DATASET CONTENT:
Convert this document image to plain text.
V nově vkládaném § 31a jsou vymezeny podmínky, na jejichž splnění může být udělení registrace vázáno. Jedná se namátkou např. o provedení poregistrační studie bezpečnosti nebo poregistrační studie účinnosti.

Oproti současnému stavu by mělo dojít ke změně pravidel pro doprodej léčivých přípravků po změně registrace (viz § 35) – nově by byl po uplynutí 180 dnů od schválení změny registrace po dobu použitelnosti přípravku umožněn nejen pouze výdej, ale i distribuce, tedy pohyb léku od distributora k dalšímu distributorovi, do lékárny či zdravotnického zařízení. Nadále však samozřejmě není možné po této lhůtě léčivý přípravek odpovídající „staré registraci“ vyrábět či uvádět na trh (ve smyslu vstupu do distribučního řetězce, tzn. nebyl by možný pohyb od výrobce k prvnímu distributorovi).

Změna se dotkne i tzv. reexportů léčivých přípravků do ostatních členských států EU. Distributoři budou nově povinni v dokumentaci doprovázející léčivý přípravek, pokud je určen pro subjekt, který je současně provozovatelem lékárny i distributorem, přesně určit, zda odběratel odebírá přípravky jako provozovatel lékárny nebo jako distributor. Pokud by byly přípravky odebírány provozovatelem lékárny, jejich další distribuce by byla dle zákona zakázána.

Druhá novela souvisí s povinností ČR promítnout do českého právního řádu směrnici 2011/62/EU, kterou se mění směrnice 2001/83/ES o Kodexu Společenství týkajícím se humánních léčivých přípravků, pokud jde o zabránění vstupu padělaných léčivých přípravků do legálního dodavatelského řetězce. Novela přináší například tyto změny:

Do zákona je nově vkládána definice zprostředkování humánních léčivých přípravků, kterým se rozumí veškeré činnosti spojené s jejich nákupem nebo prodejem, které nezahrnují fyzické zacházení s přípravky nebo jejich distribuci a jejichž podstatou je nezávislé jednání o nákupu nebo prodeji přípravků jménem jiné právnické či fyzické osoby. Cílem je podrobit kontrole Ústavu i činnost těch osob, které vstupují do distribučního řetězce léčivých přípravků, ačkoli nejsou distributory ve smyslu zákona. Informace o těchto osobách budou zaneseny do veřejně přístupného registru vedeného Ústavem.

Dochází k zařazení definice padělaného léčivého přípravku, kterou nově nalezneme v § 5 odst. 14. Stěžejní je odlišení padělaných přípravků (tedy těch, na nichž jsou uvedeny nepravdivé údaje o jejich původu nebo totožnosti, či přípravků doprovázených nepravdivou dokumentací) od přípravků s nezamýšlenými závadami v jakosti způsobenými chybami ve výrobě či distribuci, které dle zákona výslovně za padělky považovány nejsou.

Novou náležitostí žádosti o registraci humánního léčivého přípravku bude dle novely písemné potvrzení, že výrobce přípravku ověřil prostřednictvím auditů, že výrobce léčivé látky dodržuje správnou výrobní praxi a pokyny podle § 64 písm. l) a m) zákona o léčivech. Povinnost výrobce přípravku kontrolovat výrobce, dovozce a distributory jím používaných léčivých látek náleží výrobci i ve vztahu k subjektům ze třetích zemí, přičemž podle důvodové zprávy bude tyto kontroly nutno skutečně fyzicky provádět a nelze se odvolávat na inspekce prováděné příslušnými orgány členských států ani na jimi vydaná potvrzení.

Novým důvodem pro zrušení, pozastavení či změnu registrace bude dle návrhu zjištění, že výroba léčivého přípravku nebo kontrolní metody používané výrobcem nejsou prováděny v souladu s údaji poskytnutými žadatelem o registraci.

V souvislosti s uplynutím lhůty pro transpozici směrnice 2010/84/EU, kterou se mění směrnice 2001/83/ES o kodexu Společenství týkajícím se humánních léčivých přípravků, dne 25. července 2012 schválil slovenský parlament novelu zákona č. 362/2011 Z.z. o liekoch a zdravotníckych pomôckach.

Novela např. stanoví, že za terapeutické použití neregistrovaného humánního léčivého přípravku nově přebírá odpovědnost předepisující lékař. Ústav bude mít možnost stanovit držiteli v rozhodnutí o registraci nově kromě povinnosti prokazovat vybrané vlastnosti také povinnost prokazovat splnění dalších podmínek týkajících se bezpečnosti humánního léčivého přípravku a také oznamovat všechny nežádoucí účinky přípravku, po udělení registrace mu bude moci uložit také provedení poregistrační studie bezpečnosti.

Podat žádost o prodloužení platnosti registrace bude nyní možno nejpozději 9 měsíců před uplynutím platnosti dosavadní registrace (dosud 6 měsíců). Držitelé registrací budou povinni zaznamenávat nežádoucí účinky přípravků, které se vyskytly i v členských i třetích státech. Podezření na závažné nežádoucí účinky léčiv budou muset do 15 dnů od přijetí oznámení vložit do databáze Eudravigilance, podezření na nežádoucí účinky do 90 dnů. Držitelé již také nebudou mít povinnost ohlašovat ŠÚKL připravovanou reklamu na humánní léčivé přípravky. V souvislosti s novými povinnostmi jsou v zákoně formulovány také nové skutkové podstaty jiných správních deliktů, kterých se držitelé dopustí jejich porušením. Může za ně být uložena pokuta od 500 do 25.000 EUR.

INSTRUCTIONS FOR THE TASK: In full and verbatim, repeat the records given above.

SOLVED PROBLEM:
Convert this document image to plain text.
V nově vkládaném § 31a jsou vymezeny podmínky, na jejichž splnění může být udělení registrace vázáno. Jedná se namátkou např. o provedení poregistrační studie bezpečnosti nebo poregistrační studie účinnosti.

Oproti současnému stavu by mělo dojít ke změně pravidel pro doprodej léčivých přípravků po změně registrace (viz § 35) – nově by byl po uplynutí 180 dnů od schválení změny registrace po dobu použitelnosti přípravku umožněn nejen pouze výdej, ale i distribuce, tedy pohyb léku od distributora k dalšímu distributorovi, do lékárny či zdravotnického zařízení. Nadále však samozřejmě není možné po této lhůtě léčivý přípravek odpovídající „staré registraci“ vyrábět či uvádět na trh (ve smyslu vstupu do distribučního řetězce, tzn. nebyl by možný pohyb od výrobce k prvnímu distributorovi).

Změna se dotkne i tzv. reexportů léčivých přípravků do ostatních členských států EU. Distributoři budou nově povinni v dokumentaci doprovázející léčivý přípravek, pokud je určen pro subjekt, který je současně provozovatelem lékárny i distributorem, přesně určit, zda odběratel odebírá přípravky jako provozovatel lékárny nebo jako distributor. Pokud by byly přípravky odebírány provozovatelem lékárny, jejich další distribuce by byla dle zákona zakázána.

Druhá novela souvisí s povinností ČR promítnout do českého právního řádu směrnici 2011/62/EU, kterou se mění směrnice 2001/83/ES o Kodexu Společenství týkajícím se humánních léčivých přípravků, pokud jde o zabránění vstupu padělaných léčivých přípravků do legálního dodavatelského řetězce. Novela přináší například tyto změny:

Do zákona je nově vkládána definice zprostředkování humánních léčivých přípravků, kterým se rozumí veškeré činnosti spojené s jejich nákupem nebo prodejem, které nezahrnují fyzické zacházení s přípravky nebo jejich distribuci a jejichž podstatou je nezávislé jednání o nákupu nebo prodeji přípravků jménem jiné právnické či fyzické osoby. Cílem je podrobit kontrole Ústavu i činnost těch osob, které vstupují do distribučního řetězce léčivých přípravků, ačkoli nejsou distributory ve smyslu zákona. Informace o těchto osobách budou zaneseny do veřejně přístupného registru vedeného Ústavem.

Dochází k zařazení definice padělaného léčivého přípravku, kterou nově nalezneme v § 5 odst. 14. Stěžejní je odlišení padělaných přípravků (tedy těch, na nichž jsou uvedeny nepravdivé údaje o jejich původu nebo totožnosti, či přípravků doprovázených nepravdivou dokumentací) od přípravků s nezamýšlenými závadami v jakosti způsobenými chybami ve výrobě či distribuci, které dle zákona výslovně za padělky považovány nejsou.

Novou náležitostí žádosti o registraci humánního léčivého přípravku bude dle novely písemné potvrzení, že výrobce přípravku ověřil prostřednictvím auditů, že výrobce léčivé látky dodržuje správnou výrobní praxi a pokyny podle § 64 písm. l) a m) zákona o léčivech. Povinnost výrobce přípravku kontrolovat výrobce, dovozce a distributory jím používaných léčivých látek náleží výrobci i ve vztahu k subjektům ze třetích zemí, přičemž podle důvodové zprávy bude tyto kontroly nutno skutečně fyzicky provádět a nelze se odvolávat na inspekce prováděné příslušnými orgány členských států ani na jimi vydaná potvrzení.

Novým důvodem pro zrušení, pozastavení či změnu registrace bude dle návrhu zjištění, že výroba léčivého přípravku nebo kontrolní metody používané výrobcem nejsou prováděny v souladu s údaji poskytnutými žadatelem o registraci.

V souvislosti s uplynutím lhůty pro transpozici směrnice 2010/84/EU, kterou se mění směrnice 2001/83/ES o kodexu Společenství týkajícím se humánních léčivých přípravků, dne 25. července 2012 schválil slovenský parlament novelu zákona č. 362/2011 Z.z. o liekoch a zdravotníckych pomôckach.

Novela např. stanoví, že za terapeutické použití neregistrovaného humánního léčivého přípravku nově přebírá odpovědnost předepisující lékař. Ústav bude mít možnost stanovit držiteli v rozhodnutí o registraci nově kromě povinnosti prokazovat vybrané vlastnosti také povinnost prokazovat splnění dalších podmínek týkajících se bezpečnosti humánního léčivého přípravku a také oznamovat všechny nežádoucí účinky přípravku, po udělení registrace mu bude moci uložit také provedení poregistrační studie bezpečnosti.

Podat žádost o prodloužení platnosti registrace bude nyní možno nejpozději 9 měsíců před uplynutím platnosti dosavadní registrace (dosud 6 měsíců). Držitelé registrací budou povinni zaznamenávat nežádoucí účinky přípravků, které se vyskytly i v členských i třetích státech. Podezření na závažné nežádoucí účinky léčiv budou muset do 15 dnů od přijetí oznámení vložit do databáze Eudravigilance, podezření na nežádoucí účinky do 90 dnů. Držitelé již také nebudou mít povinnost ohlašovat ŠÚKL připravovanou reklamu na humánní léčivé přípravky. V souvislosti s novými povinnostmi jsou v zákoně formulovány také nové skutkové podstaty jiných správních deliktů, kterých se držitelé dopustí jejich porušením. Může za ně být uložena pokuta od 500 do 25.000 EUR.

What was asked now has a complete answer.